§ **Material**
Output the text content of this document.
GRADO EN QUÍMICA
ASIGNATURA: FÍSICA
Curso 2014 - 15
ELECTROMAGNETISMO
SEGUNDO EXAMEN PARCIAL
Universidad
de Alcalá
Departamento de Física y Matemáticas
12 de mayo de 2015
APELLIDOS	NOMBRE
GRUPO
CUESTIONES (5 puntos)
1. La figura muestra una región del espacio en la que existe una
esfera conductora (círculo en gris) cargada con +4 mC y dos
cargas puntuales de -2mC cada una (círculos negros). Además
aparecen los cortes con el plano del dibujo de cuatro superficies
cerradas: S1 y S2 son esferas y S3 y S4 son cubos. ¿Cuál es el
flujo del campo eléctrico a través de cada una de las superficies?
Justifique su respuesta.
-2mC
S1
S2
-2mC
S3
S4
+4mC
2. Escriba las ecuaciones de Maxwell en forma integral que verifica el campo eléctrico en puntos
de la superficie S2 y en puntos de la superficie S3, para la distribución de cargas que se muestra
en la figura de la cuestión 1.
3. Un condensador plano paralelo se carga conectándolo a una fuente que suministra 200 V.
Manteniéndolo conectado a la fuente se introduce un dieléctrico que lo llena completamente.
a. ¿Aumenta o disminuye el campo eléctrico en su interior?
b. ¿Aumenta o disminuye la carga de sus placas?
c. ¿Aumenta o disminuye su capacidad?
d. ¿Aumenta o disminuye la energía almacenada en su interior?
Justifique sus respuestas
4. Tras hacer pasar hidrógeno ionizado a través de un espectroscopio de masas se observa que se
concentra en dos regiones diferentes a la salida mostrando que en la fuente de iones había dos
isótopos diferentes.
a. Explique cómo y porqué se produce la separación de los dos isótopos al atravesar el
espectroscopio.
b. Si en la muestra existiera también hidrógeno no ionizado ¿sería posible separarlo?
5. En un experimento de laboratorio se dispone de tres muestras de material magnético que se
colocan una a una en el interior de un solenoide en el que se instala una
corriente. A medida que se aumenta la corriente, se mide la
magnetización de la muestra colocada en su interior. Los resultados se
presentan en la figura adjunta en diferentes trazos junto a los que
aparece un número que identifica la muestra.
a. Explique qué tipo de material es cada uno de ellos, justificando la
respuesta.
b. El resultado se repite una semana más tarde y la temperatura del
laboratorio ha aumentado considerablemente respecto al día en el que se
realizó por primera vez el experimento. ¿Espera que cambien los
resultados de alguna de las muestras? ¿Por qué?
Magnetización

§ **Description of the task**
Pick out the lines containing the string "disminuye" and show them.

§ **The solution**
a. ¿Aumenta o disminuye el campo eléctrico en su interior?
b. ¿Aumenta o disminuye la carga de sus placas?
c. ¿Aumenta o disminuye su capacidad?
d. ¿Aumenta o disminuye la energía almacenada en su interior?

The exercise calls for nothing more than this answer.